>>>>

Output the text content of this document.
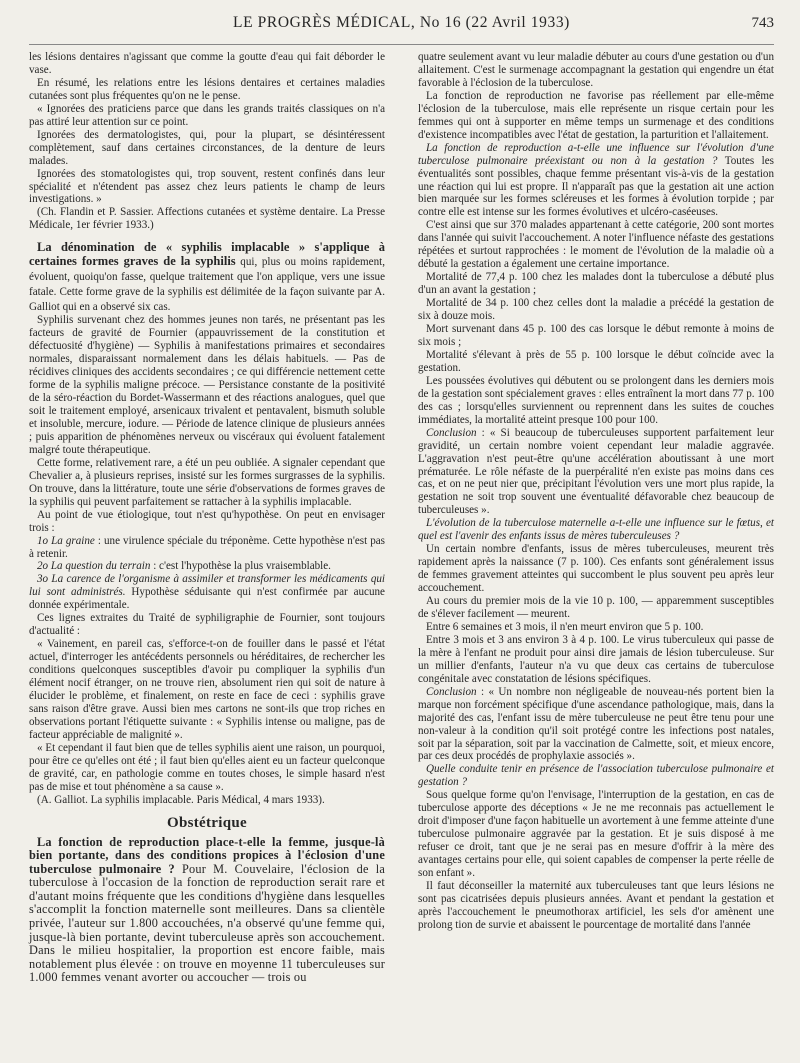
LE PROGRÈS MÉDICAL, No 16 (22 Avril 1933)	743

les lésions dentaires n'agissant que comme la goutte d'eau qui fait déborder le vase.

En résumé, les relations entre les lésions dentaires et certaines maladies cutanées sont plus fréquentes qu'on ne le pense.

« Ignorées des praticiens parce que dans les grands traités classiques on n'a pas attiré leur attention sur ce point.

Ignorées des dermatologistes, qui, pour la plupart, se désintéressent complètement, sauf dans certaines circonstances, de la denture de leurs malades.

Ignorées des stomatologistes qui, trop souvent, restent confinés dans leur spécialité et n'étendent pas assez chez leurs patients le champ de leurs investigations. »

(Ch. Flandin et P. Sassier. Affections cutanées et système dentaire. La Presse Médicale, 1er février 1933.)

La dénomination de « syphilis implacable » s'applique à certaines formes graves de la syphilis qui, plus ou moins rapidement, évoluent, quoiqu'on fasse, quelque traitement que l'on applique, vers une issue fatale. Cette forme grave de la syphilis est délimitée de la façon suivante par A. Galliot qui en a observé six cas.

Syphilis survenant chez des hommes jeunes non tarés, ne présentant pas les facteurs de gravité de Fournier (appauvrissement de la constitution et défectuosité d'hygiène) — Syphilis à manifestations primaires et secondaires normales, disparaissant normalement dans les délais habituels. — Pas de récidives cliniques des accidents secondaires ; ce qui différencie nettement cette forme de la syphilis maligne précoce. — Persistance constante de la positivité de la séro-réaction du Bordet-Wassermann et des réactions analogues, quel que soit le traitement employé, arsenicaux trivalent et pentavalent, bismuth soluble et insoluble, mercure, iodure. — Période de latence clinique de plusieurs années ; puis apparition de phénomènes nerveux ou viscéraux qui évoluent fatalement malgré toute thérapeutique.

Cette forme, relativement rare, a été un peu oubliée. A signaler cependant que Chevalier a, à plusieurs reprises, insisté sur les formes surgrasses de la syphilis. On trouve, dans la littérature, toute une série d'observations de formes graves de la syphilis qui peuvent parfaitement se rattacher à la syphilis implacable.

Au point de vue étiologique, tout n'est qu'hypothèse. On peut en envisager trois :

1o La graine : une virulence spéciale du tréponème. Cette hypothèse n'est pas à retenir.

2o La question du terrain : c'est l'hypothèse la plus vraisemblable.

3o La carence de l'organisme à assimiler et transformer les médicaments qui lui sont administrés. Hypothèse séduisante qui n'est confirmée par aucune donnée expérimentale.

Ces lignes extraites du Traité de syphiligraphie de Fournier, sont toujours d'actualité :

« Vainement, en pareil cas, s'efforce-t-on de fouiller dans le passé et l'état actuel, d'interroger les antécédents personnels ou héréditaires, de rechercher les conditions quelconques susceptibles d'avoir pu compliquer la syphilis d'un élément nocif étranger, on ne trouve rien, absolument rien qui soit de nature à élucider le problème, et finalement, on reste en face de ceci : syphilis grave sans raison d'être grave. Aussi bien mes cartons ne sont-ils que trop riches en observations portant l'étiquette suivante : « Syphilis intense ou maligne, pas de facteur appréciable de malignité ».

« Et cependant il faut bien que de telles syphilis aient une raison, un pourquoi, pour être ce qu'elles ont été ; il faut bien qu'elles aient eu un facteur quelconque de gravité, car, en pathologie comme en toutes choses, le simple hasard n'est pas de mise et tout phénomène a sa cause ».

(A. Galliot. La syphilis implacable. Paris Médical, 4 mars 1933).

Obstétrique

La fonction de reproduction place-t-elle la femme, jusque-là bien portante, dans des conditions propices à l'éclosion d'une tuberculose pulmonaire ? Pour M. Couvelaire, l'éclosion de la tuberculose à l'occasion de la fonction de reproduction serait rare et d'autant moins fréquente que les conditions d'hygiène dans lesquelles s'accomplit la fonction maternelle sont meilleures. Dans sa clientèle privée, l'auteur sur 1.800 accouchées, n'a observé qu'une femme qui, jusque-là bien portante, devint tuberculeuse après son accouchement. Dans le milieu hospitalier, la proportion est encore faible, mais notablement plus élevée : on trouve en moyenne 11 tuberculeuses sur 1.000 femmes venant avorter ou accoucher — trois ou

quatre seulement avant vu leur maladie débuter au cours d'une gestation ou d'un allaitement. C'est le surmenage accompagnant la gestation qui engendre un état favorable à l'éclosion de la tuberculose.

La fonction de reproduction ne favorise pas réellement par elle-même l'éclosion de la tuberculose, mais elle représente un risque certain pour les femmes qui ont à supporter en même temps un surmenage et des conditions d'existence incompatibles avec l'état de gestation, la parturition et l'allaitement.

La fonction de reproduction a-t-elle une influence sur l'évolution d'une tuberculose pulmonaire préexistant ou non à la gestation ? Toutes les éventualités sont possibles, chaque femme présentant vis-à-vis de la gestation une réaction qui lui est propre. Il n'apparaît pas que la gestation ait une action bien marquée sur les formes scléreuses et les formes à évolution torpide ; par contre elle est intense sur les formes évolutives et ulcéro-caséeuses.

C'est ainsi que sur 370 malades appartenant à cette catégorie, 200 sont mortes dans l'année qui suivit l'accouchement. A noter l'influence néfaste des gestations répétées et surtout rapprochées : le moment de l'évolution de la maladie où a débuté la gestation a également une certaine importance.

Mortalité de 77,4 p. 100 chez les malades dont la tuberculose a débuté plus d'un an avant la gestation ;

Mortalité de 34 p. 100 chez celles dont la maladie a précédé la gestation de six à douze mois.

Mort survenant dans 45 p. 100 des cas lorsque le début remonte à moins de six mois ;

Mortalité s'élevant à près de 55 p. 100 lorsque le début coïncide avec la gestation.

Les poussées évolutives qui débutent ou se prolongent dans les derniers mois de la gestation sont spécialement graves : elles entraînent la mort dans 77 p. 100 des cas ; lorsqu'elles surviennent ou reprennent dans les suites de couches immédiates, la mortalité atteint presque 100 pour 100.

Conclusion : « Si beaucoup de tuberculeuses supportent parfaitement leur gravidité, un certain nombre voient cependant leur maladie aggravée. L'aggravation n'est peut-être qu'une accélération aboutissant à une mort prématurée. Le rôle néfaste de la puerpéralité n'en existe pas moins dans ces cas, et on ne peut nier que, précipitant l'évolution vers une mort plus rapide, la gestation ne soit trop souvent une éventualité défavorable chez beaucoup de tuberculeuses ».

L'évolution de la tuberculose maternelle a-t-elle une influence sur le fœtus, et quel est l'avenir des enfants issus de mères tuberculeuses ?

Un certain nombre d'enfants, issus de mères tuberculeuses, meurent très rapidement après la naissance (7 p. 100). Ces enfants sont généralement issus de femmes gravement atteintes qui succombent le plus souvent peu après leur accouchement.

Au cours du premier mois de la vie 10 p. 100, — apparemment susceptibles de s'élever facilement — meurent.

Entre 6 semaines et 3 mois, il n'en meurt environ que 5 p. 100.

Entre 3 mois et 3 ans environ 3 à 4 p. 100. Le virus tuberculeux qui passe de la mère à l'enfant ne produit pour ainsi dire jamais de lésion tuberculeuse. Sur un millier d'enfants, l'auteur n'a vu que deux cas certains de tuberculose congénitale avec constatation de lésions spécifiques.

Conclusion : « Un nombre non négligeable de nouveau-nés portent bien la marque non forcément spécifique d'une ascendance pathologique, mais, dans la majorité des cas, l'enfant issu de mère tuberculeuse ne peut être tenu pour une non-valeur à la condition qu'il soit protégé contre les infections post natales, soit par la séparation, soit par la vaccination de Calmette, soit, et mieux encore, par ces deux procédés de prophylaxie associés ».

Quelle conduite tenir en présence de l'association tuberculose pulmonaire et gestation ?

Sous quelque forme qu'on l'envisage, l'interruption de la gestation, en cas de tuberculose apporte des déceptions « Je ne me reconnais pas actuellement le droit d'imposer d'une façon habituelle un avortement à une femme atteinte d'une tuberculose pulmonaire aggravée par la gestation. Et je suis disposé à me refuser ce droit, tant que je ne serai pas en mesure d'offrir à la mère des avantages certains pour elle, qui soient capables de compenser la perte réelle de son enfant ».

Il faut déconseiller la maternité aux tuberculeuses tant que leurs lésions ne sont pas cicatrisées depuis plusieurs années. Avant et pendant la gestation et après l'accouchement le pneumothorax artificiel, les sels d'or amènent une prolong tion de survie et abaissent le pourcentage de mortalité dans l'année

<<<<

*Problem requirements:* Where does the word "malades" appear in the listing above? Copy every line that holds it.

*Problem solution:*
Ignorées des dermatologistes, qui, pour la plupart, se désintéressent complètement, sauf dans certaines circonstances, de la denture de leurs malades.
C'est ainsi que sur 370 malades appartenant à cette catégorie, 200 sont mortes dans l'année qui suivit l'accouchement. A noter l'influence néfaste des gestations répétées et surtout rapprochées : le moment de l'évolution de la maladie où a débuté la gestation a également une certaine importance.
Mortalité de 77,4 p. 100 chez les malades dont la tuberculose a débuté plus d'un an avant la gestation ;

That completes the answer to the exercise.